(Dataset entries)
= = =

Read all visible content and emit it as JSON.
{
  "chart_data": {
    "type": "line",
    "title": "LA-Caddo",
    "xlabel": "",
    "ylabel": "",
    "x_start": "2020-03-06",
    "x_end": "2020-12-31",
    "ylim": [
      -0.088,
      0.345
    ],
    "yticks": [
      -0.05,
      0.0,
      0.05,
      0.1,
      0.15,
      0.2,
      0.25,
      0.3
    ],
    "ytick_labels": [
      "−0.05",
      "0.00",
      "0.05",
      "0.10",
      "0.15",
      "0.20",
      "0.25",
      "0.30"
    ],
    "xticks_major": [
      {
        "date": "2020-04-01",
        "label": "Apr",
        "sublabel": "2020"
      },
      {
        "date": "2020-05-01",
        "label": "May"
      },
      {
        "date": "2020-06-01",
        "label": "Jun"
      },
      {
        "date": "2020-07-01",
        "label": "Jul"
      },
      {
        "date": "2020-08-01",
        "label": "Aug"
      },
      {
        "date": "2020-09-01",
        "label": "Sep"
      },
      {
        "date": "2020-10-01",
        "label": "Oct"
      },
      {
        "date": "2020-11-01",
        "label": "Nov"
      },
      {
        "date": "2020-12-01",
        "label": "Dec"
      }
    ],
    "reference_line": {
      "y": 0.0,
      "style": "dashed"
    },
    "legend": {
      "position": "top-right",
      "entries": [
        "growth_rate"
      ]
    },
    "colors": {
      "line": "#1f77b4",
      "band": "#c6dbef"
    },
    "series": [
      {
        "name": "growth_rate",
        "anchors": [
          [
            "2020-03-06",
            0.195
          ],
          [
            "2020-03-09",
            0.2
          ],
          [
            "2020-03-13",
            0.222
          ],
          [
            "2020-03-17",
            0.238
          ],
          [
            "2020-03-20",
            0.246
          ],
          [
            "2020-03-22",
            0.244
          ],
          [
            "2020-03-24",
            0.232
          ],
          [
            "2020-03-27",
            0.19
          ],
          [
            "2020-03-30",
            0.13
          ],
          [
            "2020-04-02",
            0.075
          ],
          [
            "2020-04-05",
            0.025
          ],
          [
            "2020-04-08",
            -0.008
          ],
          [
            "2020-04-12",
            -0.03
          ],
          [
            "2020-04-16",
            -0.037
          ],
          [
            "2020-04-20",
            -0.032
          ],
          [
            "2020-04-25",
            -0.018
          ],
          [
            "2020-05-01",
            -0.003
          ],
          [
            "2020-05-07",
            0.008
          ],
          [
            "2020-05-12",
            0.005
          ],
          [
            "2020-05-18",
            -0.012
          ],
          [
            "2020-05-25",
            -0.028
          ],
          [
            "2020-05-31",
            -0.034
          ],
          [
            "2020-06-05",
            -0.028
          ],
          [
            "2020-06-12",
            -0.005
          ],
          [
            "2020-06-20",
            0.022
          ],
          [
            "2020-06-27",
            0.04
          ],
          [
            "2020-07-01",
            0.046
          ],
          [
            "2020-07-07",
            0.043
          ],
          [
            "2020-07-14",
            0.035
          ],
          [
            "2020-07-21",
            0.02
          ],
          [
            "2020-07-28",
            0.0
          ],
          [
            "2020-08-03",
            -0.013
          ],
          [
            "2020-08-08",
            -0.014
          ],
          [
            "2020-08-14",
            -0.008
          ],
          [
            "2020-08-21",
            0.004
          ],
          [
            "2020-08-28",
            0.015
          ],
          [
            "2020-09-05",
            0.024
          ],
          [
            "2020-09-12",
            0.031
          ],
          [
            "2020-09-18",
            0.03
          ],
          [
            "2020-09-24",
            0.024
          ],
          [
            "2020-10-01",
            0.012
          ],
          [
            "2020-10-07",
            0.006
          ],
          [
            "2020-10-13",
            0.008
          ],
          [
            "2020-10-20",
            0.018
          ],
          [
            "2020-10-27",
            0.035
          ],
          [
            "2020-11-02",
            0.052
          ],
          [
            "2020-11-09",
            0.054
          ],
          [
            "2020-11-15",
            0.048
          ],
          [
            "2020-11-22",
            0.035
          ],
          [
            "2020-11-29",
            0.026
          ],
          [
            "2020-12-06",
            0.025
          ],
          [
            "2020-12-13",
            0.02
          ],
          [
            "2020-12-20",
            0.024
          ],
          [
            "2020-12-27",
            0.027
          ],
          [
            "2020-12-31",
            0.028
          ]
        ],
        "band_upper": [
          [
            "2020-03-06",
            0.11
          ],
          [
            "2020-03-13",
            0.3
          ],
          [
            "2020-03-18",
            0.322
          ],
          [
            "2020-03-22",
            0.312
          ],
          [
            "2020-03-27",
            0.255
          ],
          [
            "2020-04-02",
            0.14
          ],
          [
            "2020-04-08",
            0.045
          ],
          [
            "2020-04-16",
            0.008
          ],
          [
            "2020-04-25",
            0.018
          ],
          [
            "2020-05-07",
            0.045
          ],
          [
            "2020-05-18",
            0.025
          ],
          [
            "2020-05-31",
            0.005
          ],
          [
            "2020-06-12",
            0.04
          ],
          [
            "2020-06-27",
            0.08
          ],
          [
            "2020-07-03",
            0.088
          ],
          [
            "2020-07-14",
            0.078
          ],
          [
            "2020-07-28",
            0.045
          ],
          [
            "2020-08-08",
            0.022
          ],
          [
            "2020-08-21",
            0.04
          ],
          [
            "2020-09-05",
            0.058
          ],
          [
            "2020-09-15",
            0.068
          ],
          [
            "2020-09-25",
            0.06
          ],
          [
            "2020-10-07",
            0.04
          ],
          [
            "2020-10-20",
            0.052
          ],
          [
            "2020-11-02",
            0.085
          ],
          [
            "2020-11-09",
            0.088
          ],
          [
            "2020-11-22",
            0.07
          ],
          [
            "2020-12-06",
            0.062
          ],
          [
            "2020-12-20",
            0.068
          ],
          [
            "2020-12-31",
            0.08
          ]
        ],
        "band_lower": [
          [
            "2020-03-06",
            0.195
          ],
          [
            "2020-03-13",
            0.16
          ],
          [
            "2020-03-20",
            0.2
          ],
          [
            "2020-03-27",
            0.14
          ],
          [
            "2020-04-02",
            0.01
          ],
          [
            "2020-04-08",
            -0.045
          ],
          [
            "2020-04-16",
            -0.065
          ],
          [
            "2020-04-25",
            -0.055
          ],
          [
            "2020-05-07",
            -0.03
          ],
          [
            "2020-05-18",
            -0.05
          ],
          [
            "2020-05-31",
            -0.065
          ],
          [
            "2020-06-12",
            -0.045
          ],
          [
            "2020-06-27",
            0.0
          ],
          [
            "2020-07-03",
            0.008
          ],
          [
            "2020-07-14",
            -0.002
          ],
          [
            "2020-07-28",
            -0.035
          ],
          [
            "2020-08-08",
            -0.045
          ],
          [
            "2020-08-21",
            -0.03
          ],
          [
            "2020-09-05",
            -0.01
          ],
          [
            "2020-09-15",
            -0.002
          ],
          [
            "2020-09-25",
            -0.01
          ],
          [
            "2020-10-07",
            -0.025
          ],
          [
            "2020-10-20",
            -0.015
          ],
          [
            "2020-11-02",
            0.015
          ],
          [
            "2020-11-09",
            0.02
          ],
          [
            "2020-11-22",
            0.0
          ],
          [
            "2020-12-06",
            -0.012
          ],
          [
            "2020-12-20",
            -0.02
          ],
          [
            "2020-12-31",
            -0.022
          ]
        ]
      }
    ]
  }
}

= = =

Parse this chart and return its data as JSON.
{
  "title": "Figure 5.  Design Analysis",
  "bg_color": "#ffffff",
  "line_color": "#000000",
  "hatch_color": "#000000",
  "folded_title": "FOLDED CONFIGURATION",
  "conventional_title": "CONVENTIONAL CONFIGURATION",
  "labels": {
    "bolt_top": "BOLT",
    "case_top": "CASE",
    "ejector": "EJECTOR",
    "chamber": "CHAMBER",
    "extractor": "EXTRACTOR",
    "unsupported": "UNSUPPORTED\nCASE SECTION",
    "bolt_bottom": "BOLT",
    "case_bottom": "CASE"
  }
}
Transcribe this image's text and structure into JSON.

= = =

● Task to carry out: Look through the material above and print exactly the lines from the one containing "Parse this chart and return its data as JSON." to the one containing "Transcribe this image's", both included, and nothing more.

● Response:
Parse this chart and return its data as JSON.
{
  "title": "Figure 5.  Design Analysis",
  "bg_color": "#ffffff",
  "line_color": "#000000",
  "hatch_color": "#000000",
  "folded_title": "FOLDED CONFIGURATION",
  "conventional_title": "CONVENTIONAL CONFIGURATION",
  "labels": {
    "bolt_top": "BOLT",
    "case_top": "CASE",
    "ejector": "EJECTOR",
    "chamber": "CHAMBER",
    "extractor": "EXTRACTOR",
    "unsupported": "UNSUPPORTED\nCASE SECTION",
    "bolt_bottom": "BOLT",
    "case_bottom": "CASE"
  }
}
Transcribe this image's text and structure into JSON.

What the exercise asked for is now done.